-- BEGIN Data extract --

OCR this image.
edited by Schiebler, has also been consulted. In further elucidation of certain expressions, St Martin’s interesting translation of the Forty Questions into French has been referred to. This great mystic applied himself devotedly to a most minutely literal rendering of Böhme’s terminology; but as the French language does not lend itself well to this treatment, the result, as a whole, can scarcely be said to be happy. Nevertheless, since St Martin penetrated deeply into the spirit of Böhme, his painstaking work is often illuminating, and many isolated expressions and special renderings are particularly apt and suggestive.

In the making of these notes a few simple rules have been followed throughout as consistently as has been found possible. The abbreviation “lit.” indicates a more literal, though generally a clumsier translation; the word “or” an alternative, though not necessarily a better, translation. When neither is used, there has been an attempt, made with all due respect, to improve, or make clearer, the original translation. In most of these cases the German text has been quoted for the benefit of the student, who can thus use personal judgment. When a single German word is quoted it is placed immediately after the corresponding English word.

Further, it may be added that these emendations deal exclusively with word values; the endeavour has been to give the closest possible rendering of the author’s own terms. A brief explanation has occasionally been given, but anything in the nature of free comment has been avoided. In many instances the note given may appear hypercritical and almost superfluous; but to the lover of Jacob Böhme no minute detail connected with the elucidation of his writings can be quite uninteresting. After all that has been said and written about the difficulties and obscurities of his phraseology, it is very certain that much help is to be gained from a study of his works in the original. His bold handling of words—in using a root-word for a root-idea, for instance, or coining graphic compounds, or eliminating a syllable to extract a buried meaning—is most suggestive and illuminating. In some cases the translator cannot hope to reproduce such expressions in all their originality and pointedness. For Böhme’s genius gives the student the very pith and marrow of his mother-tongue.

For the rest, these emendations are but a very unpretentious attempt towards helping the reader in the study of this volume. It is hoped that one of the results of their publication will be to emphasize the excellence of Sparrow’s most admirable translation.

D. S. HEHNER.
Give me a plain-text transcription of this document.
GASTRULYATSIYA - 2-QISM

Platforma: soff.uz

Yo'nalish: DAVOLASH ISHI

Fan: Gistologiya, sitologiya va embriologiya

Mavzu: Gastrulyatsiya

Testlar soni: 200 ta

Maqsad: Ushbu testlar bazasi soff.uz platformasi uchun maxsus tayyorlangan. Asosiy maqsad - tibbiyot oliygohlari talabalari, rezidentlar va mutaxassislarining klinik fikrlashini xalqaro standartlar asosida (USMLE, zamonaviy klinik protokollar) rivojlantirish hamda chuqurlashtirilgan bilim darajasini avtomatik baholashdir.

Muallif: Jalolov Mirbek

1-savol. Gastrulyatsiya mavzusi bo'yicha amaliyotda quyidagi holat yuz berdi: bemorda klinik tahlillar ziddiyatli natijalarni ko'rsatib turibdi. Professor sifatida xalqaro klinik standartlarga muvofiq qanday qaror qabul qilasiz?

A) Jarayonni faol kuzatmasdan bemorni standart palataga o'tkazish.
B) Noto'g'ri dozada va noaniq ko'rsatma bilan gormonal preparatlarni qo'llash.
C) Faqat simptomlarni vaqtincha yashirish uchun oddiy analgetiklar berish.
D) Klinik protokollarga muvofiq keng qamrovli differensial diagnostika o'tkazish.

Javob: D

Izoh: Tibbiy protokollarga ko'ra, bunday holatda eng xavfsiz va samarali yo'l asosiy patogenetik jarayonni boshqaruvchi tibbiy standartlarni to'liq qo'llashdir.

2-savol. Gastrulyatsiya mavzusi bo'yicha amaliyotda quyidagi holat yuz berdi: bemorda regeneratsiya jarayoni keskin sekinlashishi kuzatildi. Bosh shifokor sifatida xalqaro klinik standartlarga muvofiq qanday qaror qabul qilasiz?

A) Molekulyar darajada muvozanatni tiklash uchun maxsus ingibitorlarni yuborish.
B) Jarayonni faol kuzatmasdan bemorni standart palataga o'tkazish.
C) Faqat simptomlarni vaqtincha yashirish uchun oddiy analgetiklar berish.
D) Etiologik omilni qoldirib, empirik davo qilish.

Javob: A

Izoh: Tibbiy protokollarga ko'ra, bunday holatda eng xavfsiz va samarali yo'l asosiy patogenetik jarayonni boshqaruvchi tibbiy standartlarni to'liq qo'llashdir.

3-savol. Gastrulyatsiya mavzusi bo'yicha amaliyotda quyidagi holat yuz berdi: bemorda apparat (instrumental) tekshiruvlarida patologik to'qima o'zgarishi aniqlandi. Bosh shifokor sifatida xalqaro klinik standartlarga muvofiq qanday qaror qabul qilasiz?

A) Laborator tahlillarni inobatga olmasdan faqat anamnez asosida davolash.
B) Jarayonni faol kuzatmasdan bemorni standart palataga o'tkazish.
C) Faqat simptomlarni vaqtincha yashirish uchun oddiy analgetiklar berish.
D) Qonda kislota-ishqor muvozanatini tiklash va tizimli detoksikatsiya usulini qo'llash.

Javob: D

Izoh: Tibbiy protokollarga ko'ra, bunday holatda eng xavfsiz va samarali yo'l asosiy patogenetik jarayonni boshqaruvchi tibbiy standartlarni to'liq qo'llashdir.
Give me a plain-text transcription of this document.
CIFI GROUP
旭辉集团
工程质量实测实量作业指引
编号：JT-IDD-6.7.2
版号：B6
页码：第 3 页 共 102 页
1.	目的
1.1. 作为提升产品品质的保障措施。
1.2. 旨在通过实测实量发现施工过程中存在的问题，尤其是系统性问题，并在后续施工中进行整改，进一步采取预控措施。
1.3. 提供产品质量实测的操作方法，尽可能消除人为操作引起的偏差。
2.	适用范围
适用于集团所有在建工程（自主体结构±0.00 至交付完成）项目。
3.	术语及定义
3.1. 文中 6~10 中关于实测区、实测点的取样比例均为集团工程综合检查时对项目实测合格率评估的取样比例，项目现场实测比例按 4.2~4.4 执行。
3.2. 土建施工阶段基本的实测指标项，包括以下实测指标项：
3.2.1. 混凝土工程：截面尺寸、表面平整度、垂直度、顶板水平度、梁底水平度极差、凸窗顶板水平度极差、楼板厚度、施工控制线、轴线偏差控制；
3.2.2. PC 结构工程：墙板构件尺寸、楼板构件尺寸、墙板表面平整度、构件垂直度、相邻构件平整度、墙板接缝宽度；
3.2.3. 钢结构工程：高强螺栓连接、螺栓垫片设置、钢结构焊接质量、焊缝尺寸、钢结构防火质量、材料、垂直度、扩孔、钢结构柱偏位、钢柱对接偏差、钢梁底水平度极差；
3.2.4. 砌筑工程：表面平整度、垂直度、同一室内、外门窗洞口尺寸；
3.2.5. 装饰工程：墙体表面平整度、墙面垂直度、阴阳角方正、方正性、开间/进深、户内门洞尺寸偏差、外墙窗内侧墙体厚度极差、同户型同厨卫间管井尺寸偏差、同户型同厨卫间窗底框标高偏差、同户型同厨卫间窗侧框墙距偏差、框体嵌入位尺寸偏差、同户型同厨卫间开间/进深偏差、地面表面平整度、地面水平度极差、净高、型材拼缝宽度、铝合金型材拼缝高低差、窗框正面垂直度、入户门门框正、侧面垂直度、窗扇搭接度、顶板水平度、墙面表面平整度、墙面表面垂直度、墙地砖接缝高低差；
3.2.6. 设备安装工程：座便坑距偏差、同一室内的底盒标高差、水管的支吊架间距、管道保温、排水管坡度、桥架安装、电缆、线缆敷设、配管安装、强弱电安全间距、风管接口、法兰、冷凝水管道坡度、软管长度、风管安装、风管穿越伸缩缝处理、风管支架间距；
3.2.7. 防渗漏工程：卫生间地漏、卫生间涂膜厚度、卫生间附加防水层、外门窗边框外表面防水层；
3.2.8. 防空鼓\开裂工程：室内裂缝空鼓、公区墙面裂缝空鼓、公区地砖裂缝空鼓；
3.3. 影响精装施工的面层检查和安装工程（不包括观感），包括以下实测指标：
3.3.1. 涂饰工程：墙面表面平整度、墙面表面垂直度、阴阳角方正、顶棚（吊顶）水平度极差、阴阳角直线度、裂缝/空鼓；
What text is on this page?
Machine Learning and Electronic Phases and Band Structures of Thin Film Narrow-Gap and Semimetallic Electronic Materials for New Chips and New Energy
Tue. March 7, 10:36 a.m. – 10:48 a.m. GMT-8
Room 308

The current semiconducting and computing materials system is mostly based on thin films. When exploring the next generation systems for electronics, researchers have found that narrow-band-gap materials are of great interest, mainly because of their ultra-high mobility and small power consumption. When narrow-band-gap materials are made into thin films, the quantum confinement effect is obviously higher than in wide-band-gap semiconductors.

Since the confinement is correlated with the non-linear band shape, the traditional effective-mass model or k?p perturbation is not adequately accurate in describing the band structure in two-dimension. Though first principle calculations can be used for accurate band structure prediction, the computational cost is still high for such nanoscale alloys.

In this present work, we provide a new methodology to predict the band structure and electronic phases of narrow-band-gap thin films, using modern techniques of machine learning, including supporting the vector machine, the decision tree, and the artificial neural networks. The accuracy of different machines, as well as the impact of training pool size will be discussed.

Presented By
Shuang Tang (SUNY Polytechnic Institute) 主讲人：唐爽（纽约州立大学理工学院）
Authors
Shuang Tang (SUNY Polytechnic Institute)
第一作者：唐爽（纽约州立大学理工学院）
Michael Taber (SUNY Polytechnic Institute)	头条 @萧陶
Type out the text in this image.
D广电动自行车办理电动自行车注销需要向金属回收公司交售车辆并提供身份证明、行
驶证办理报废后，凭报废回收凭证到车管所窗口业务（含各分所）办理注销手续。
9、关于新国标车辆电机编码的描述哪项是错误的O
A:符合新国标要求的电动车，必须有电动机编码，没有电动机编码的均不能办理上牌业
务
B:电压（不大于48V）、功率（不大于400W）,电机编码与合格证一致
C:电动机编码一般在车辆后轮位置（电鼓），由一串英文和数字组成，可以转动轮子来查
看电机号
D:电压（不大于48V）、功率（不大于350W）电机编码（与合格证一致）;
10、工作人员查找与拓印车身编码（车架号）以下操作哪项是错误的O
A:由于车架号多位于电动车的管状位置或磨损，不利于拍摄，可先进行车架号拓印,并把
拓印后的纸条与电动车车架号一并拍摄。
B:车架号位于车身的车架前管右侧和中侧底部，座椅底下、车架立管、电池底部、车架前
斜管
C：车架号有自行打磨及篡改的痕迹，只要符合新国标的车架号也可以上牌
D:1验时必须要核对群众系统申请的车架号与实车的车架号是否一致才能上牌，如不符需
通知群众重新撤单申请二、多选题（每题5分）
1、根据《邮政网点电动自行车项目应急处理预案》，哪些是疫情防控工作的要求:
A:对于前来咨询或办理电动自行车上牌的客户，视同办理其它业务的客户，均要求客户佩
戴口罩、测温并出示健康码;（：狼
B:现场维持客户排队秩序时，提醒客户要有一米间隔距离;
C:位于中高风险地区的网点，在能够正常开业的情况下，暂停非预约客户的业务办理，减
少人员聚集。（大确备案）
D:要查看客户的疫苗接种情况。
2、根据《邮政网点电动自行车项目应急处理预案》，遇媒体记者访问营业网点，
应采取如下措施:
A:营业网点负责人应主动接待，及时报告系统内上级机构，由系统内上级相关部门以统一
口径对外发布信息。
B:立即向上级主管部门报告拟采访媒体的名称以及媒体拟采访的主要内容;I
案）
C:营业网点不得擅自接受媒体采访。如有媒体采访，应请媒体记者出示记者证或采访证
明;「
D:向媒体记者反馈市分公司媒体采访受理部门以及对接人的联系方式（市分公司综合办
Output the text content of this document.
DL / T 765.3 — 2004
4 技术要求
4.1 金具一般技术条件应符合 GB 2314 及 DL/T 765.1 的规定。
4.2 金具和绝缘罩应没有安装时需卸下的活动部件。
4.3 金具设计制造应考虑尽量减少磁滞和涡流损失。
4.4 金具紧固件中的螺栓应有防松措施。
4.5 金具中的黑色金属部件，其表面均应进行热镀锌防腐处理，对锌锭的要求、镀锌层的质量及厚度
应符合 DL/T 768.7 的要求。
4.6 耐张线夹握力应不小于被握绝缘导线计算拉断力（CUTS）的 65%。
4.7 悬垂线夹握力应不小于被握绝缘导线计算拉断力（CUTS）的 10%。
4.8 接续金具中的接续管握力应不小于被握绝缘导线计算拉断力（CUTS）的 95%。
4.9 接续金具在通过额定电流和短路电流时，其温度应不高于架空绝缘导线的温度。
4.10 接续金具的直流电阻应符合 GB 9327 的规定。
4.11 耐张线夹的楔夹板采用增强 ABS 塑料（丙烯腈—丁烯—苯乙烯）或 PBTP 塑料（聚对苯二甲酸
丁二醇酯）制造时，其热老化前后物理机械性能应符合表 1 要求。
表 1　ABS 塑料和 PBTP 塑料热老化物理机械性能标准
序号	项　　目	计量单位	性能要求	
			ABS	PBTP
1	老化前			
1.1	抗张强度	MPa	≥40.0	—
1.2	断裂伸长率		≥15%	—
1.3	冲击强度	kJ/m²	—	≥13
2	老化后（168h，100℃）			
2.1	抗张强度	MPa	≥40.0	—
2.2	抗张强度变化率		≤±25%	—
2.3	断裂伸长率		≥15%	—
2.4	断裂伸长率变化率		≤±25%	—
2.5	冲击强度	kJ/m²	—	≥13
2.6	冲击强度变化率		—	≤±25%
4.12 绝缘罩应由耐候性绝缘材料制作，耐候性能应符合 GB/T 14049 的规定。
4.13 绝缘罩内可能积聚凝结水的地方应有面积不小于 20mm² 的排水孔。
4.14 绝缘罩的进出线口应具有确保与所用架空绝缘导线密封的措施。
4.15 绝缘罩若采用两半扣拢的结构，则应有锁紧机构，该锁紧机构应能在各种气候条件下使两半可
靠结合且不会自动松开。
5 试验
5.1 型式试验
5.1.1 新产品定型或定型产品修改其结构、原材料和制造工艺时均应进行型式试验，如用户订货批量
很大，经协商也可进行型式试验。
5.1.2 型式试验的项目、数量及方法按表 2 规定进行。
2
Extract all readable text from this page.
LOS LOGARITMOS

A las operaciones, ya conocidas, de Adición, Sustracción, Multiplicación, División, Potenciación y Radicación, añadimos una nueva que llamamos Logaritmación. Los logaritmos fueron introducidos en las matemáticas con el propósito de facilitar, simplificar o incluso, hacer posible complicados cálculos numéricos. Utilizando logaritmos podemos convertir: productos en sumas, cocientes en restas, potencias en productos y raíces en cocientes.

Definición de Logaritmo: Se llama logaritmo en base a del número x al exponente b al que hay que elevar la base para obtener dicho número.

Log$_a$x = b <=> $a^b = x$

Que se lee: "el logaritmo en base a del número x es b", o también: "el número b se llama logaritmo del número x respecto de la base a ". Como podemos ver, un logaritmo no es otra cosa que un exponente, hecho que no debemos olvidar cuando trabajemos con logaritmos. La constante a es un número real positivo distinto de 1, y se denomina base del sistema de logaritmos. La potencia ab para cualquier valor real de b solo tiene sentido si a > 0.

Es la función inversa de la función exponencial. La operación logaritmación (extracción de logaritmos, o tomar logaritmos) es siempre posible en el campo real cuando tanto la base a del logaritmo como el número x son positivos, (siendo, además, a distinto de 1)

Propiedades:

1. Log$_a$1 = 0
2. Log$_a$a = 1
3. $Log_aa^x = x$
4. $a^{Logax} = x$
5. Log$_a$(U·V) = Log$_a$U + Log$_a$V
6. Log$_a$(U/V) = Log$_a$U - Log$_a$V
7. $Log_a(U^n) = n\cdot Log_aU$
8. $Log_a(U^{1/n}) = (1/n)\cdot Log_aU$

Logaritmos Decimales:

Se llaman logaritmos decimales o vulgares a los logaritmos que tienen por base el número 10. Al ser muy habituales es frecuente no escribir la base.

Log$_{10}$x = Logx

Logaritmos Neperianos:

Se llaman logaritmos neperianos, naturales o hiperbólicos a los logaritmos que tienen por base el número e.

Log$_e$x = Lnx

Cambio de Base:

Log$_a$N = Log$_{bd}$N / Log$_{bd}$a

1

-- END Data extract --

Exercise description - Wherever "distinto" shows up in a line, copy that line.

Written response -
Que se lee: "el logaritmo en base a del número x es b", o también: "el número b se llama logaritmo del número x respecto de la base a ". Como podemos ver, un logaritmo no es otra cosa que un exponente, hecho que no debemos olvidar cuando trabajemos con logaritmos. La constante a es un número real positivo distinto de 1, y se denomina base del sistema de logaritmos. La potencia ab para cualquier valor real de b solo tiene sentido si a > 0.
Es la función inversa de la función exponencial. La operación logaritmación (extracción de logaritmos, o tomar logaritmos) es siempre posible en el campo real cuando tanto la base a del logaritmo como el número x son positivos, (siendo, además, a distinto de 1)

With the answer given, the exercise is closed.